▶ _Given task_
For the material that follows, list every line containing the word "SECTOR".
------------------------------
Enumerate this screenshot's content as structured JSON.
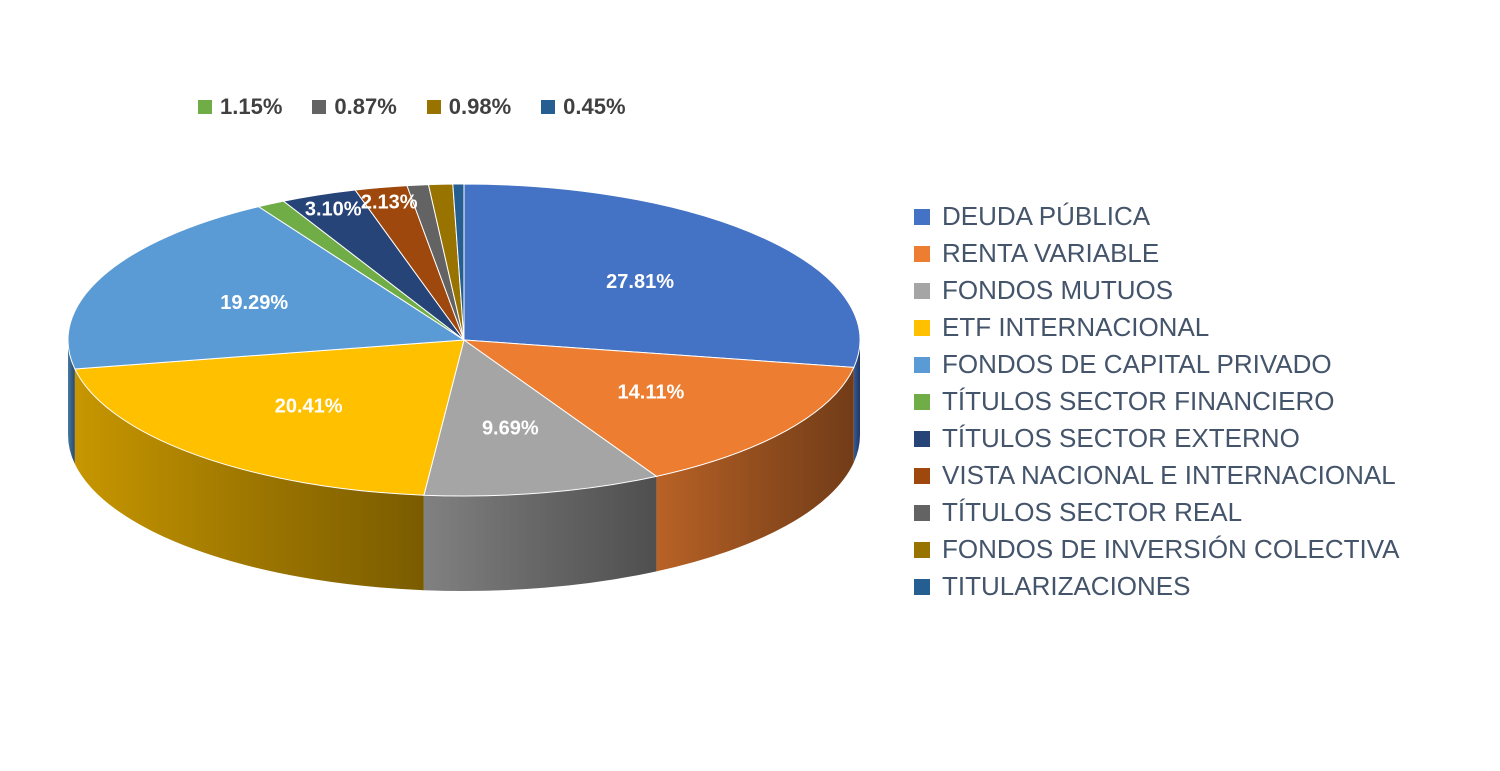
{
  "chart_data": {
    "type": "pie",
    "style": "3d",
    "categories": [
      "DEUDA PÚBLICA",
      "RENTA VARIABLE",
      "FONDOS MUTUOS",
      "ETF INTERNACIONAL",
      "FONDOS DE CAPITAL PRIVADO",
      "TÍTULOS SECTOR FINANCIERO",
      "TÍTULOS SECTOR EXTERNO",
      "VISTA NACIONAL E INTERNACIONAL",
      "TÍTULOS SECTOR REAL",
      "FONDOS DE INVERSIÓN COLECTIVA",
      "TITULARIZACIONES"
    ],
    "values": [
      27.81,
      14.11,
      9.69,
      20.41,
      19.29,
      1.15,
      3.1,
      2.13,
      0.87,
      0.98,
      0.45
    ],
    "labels": [
      "27.81%",
      "14.11%",
      "9.69%",
      "20.41%",
      "19.29%",
      "1.15%",
      "3.10%",
      "2.13%",
      "0.87%",
      "0.98%",
      "0.45%"
    ],
    "colors": [
      "#4472c4",
      "#ed7d31",
      "#a5a5a5",
      "#ffc000",
      "#5b9bd5",
      "#70ad47",
      "#264478",
      "#9e480e",
      "#636363",
      "#997300",
      "#255e91"
    ],
    "small_labels_in_top_legend": [
      5,
      8,
      9,
      10
    ],
    "legend_position": "right",
    "title": "",
    "start_angle_deg": 90,
    "direction": "clockwise"
  }
}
------------------------------
▶ _Written solution_
      "TÍTULOS SECTOR FINANCIERO",
      "TÍTULOS SECTOR EXTERNO",
      "TÍTULOS SECTOR REAL",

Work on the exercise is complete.